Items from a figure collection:
▶

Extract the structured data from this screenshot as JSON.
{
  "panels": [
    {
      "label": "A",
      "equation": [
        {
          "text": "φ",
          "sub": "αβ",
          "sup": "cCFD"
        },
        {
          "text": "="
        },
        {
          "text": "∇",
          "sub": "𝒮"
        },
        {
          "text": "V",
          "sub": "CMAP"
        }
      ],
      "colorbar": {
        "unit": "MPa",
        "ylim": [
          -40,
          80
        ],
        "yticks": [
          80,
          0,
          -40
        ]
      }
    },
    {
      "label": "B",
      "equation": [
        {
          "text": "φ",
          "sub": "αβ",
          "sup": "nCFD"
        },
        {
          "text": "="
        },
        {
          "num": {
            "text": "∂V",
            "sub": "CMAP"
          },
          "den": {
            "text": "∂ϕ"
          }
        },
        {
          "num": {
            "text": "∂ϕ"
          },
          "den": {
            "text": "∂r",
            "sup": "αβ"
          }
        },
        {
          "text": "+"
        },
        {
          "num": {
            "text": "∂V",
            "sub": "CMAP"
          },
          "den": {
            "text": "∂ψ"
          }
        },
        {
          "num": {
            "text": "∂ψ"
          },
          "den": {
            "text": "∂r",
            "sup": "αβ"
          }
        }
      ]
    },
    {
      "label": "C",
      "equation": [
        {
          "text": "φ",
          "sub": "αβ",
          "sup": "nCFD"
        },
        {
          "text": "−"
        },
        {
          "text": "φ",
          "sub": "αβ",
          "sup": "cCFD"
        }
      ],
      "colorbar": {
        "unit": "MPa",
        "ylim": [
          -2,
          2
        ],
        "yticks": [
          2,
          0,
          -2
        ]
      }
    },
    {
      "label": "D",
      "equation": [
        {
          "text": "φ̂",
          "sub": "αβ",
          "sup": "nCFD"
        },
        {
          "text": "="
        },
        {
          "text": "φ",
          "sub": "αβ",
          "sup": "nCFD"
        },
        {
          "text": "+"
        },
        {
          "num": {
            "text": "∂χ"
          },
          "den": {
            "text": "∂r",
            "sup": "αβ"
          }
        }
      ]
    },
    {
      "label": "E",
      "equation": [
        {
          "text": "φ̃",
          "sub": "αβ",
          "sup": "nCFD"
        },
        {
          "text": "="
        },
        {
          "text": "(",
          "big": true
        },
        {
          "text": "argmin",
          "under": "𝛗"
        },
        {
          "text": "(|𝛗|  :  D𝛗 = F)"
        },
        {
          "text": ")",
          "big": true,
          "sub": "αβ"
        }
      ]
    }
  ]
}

◀

> **EXERCISE AIM**:
Exactly reproduce all of the entries.

> **REPLY TO THE EXERCISE**:
Extract the structured data from this screenshot as JSON.
{
  "panels": [
    {
      "label": "A",
      "equation": [
        {
          "text": "φ",
          "sub": "αβ",
          "sup": "cCFD"
        },
        {
          "text": "="
        },
        {
          "text": "∇",
          "sub": "𝒮"
        },
        {
          "text": "V",
          "sub": "CMAP"
        }
      ],
      "colorbar": {
        "unit": "MPa",
        "ylim": [
          -40,
          80
        ],
        "yticks": [
          80,
          0,
          -40
        ]
      }
    },
    {
      "label": "B",
      "equation": [
        {
          "text": "φ",
          "sub": "αβ",
          "sup": "nCFD"
        },
        {
          "text": "="
        },
        {
          "num": {
            "text": "∂V",
            "sub": "CMAP"
          },
          "den": {
            "text": "∂ϕ"
          }
        },
        {
          "num": {
            "text": "∂ϕ"
          },
          "den": {
            "text": "∂r",
            "sup": "αβ"
          }
        },
        {
          "text": "+"
        },
        {
          "num": {
            "text": "∂V",
            "sub": "CMAP"
          },
          "den": {
            "text": "∂ψ"
          }
        },
        {
          "num": {
            "text": "∂ψ"
          },
          "den": {
            "text": "∂r",
            "sup": "αβ"
          }
        }
      ]
    },
    {
      "label": "C",
      "equation": [
        {
          "text": "φ",
          "sub": "αβ",
          "sup": "nCFD"
        },
        {
          "text": "−"
        },
        {
          "text": "φ",
          "sub": "αβ",
          "sup": "cCFD"
        }
      ],
      "colorbar": {
        "unit": "MPa",
        "ylim": [
          -2,
          2
        ],
        "yticks": [
          2,
          0,
          -2
        ]
      }
    },
    {
      "label": "D",
      "equation": [
        {
          "text": "φ̂",
          "sub": "αβ",
          "sup": "nCFD"
        },
        {
          "text": "="
        },
        {
          "text": "φ",
          "sub": "αβ",
          "sup": "nCFD"
        },
        {
          "text": "+"
        },
        {
          "num": {
            "text": "∂χ"
          },
          "den": {
            "text": "∂r",
            "sup": "αβ"
          }
        }
      ]
    },
    {
      "label": "E",
      "equation": [
        {
          "text": "φ̃",
          "sub": "αβ",
          "sup": "nCFD"
        },
        {
          "text": "="
        },
        {
          "text": "(",
          "big": true
        },
        {
          "text": "argmin",
          "under": "𝛗"
        },
        {
          "text": "(|𝛗|  :  D𝛗 = F)"
        },
        {
          "text": ")",
          "big": true,
          "sub": "αβ"
        }
      ]
    }
  ]
}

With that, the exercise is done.